Task: Using the data beneath, show every line that includes the word "China".

Extracted entries:
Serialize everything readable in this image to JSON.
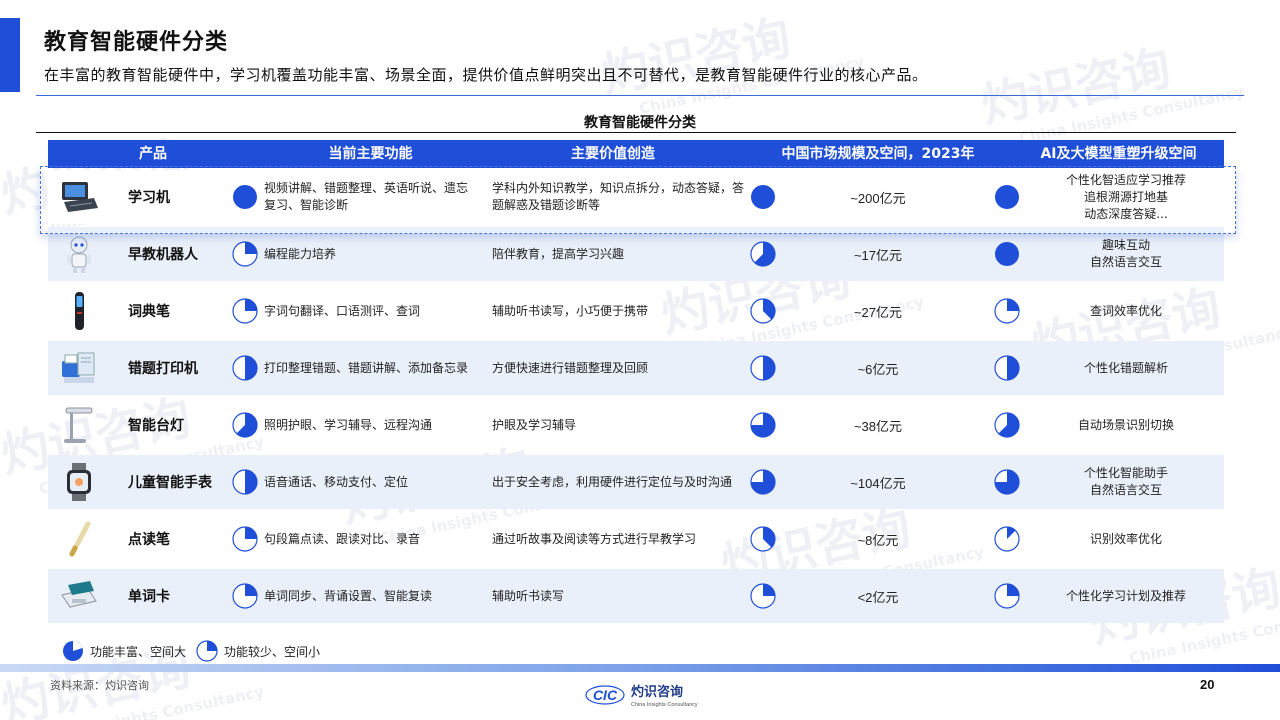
{
  "header": {
    "title": "教育智能硬件分类",
    "subtitle": "在丰富的教育智能硬件中，学习机覆盖功能丰富、场景全面，提供价值点鲜明突出且不可替代，是教育智能硬件行业的核心产品。"
  },
  "table": {
    "title": "教育智能硬件分类",
    "columns": [
      "产品",
      "当前主要功能",
      "主要价值创造",
      "中国市场规模及空间，2023年",
      "AI及大模型重塑升级空间"
    ],
    "rows": [
      {
        "name": "学习机",
        "icon": "tablet-keyboard-icon",
        "func": "视频讲解、错题整理、英语听说、遗忘复习、智能诊断",
        "func_level": 1.0,
        "value": "学科内外知识教学，知识点拆分，动态答疑，答题解惑及错题诊断等",
        "value_level": 1.0,
        "size": "~200亿元",
        "ai": "个性化智适应学习推荐\n追根溯源打地基\n动态深度答疑...",
        "ai_level": 1.0
      },
      {
        "name": "早教机器人",
        "icon": "robot-icon",
        "func": "编程能力培养",
        "func_level": 0.25,
        "value": "陪伴教育，提高学习兴趣",
        "value_level": 0.625,
        "size": "~17亿元",
        "ai": "趣味互动\n自然语言交互",
        "ai_level": 1.0
      },
      {
        "name": "词典笔",
        "icon": "dictionary-pen-icon",
        "func": "字词句翻译、口语测评、查词",
        "func_level": 0.25,
        "value": "辅助听书读写，小巧便于携带",
        "value_level": 0.375,
        "size": "~27亿元",
        "ai": "查词效率优化",
        "ai_level": 0.25
      },
      {
        "name": "错题打印机",
        "icon": "printer-icon",
        "func": "打印整理错题、错题讲解、添加备忘录",
        "func_level": 0.5,
        "value": "方便快速进行错题整理及回顾",
        "value_level": 0.5,
        "size": "~6亿元",
        "ai": "个性化错题解析",
        "ai_level": 0.5
      },
      {
        "name": "智能台灯",
        "icon": "desk-lamp-icon",
        "func": "照明护眼、学习辅导、远程沟通",
        "func_level": 0.625,
        "value": "护眼及学习辅导",
        "value_level": 0.75,
        "size": "~38亿元",
        "ai": "自动场景识别切换",
        "ai_level": 0.625
      },
      {
        "name": "儿童智能手表",
        "icon": "smartwatch-icon",
        "func": "语音通话、移动支付、定位",
        "func_level": 0.5,
        "value": "出于安全考虑，利用硬件进行定位与及时沟通",
        "value_level": 0.75,
        "size": "~104亿元",
        "ai": "个性化智能助手\n自然语言交互",
        "ai_level": 0.75
      },
      {
        "name": "点读笔",
        "icon": "reading-pen-icon",
        "func": "句段篇点读、跟读对比、录音",
        "func_level": 0.25,
        "value": "通过听故事及阅读等方式进行早教学习",
        "value_level": 0.375,
        "size": "~8亿元",
        "ai": "识别效率优化",
        "ai_level": 0.125
      },
      {
        "name": "单词卡",
        "icon": "word-card-icon",
        "func": "单词同步、背诵设置、智能复读",
        "func_level": 0.25,
        "value": "辅助听书读写",
        "value_level": 0.25,
        "size": "<2亿元",
        "ai": "个性化学习计划及推荐",
        "ai_level": 0.25
      }
    ]
  },
  "legend": {
    "rich": "功能丰富、空间大",
    "less": "功能较少、空间小"
  },
  "footer": {
    "source": "资料来源：灼识咨询",
    "logo_mark": "CIC",
    "logo_name": "灼识咨询",
    "logo_en": "China Insights Consultancy",
    "page": "20"
  },
  "watermark": {
    "cn": "灼识咨询",
    "en": "China Insights Consultancy"
  },
  "colors": {
    "accent": "#1f4fd8",
    "row_shade": "#eaf0f9"
  }
}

Task result:
    "logo_en": "China Insights Consultancy",
    "en": "China Insights Consultancy"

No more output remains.